## [Direction]
Which lines in the records below contain the word "color"? Copy each one out.

[Some records]
════

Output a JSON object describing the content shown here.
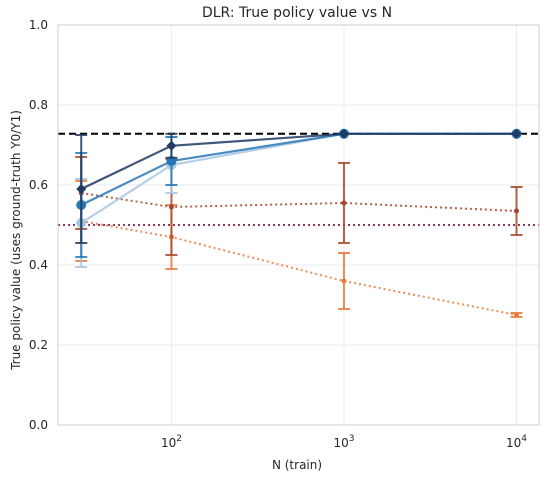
{
  "chart_data": {
    "type": "line",
    "title": "DLR: True policy value vs N",
    "xlabel": "N (train)",
    "ylabel": "True policy value (uses ground-truth Y0/Y1)",
    "xscale": "log",
    "xlim": [
      22,
      13500
    ],
    "ylim": [
      0.0,
      1.0
    ],
    "x": [
      30,
      100,
      1000,
      10000
    ],
    "xticks": [
      100,
      1000,
      10000
    ],
    "xtick_labels": [
      {
        "base": "10",
        "exp": "2"
      },
      {
        "base": "10",
        "exp": "3"
      },
      {
        "base": "10",
        "exp": "4"
      }
    ],
    "yticks": [
      0.0,
      0.2,
      0.4,
      0.6,
      0.8,
      1.0
    ],
    "ytick_labels": [
      "0.0",
      "0.2",
      "0.4",
      "0.6",
      "0.8",
      "1.0"
    ],
    "grid": true,
    "reference_lines": [
      {
        "y": 0.728,
        "style": "dashed",
        "color": "#000000"
      },
      {
        "y": 0.5,
        "style": "dotted",
        "color": "#8b3a62"
      }
    ],
    "series": [
      {
        "values": [
          0.59,
          0.698,
          0.728,
          0.728
        ],
        "err": [
          0.135,
          0.03,
          0.0,
          0.0
        ],
        "color": "#1f3a63",
        "style": "solid",
        "marker": "diamond"
      },
      {
        "values": [
          0.55,
          0.66,
          0.728,
          0.728
        ],
        "err": [
          0.13,
          0.06,
          0.0,
          0.0
        ],
        "color": "#2878b5",
        "style": "solid",
        "marker": "circle"
      },
      {
        "values": [
          0.505,
          0.65,
          0.728,
          0.728
        ],
        "err": [
          0.11,
          0.07,
          0.0,
          0.0
        ],
        "color": "#a7c7e0",
        "style": "solid",
        "marker": "circle"
      },
      {
        "values": [
          0.58,
          0.545,
          0.555,
          0.535
        ],
        "err": [
          0.09,
          0.12,
          0.1,
          0.06
        ],
        "color": "#a9462b",
        "style": "dotted",
        "marker": "point"
      },
      {
        "values": [
          0.51,
          0.47,
          0.36,
          0.275
        ],
        "err": [
          0.1,
          0.08,
          0.07,
          0.005
        ],
        "color": "#e87a3c",
        "style": "dotted",
        "marker": "point"
      }
    ]
  }
}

════

## [Result of the exercise]
        "color": "#000000"
        "color": "#8b3a62"
        "color": "#1f3a63",
        "color": "#2878b5",
        "color": "#a7c7e0",
        "color": "#a9462b",
        "color": "#e87a3c",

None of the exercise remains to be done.